▶ [Supplied material]
________

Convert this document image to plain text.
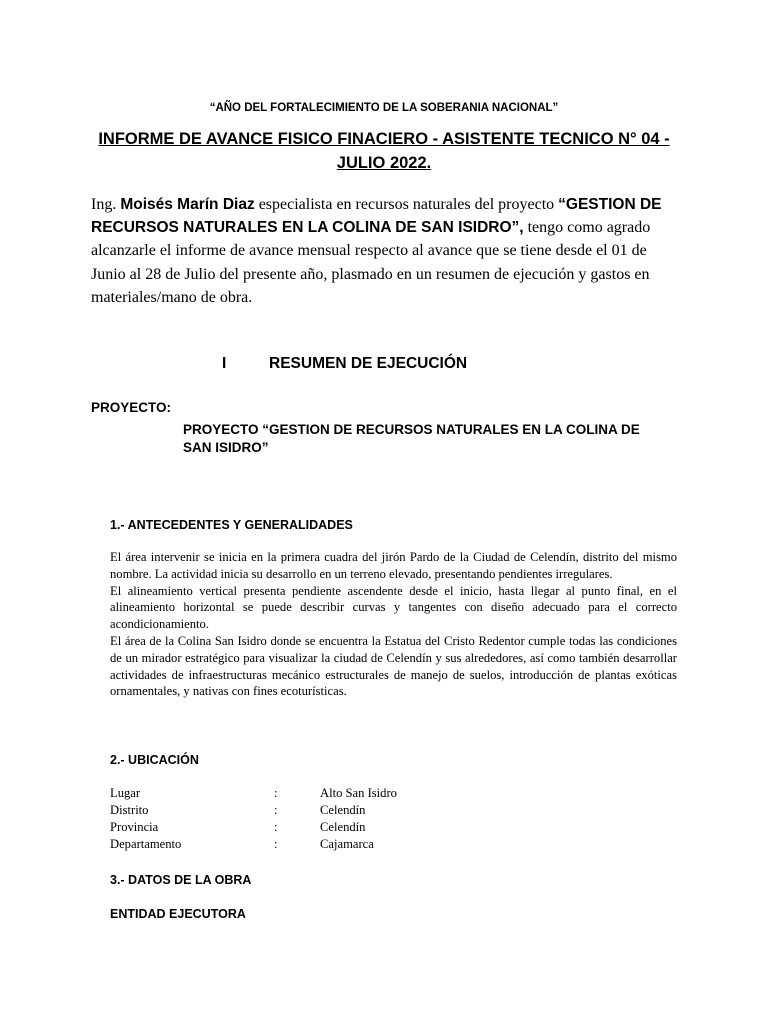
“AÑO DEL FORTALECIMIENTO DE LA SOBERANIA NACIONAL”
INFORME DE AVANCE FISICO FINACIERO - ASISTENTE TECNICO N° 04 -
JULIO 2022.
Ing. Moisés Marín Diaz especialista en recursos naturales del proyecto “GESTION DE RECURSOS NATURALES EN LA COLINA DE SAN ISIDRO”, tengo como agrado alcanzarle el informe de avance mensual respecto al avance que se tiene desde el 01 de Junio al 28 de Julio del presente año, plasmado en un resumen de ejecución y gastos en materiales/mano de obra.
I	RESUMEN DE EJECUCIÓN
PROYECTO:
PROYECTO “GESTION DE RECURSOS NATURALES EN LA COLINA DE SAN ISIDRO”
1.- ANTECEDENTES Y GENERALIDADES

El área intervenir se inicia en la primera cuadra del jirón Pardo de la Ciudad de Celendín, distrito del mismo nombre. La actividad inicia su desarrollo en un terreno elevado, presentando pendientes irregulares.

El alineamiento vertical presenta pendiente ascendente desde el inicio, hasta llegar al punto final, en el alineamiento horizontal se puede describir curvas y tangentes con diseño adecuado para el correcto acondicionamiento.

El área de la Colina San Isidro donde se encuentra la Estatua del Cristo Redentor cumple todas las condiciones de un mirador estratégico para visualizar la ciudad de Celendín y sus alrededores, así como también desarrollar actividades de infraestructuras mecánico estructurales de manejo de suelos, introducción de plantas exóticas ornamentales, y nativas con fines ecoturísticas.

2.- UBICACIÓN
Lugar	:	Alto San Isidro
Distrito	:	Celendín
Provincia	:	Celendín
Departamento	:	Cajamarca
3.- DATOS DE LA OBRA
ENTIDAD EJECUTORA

________

▶ [Your instructions]
Filter the entries down to the lines containing "Celendín". Copy each of those lines.

▶ [Final answer]
El área intervenir se inicia en la primera cuadra del jirón Pardo de la Ciudad de Celendín, distrito del mismo nombre. La actividad inicia su desarrollo en un terreno elevado, presentando pendientes irregulares.
El área de la Colina San Isidro donde se encuentra la Estatua del Cristo Redentor cumple todas las condiciones de un mirador estratégico para visualizar la ciudad de Celendín y sus alrededores, así como también desarrollar actividades de infraestructuras mecánico estructurales de manejo de suelos, introducción de plantas exóticas ornamentales, y nativas con fines ecoturísticas.
Distrito	:	Celendín
Provincia	:	Celendín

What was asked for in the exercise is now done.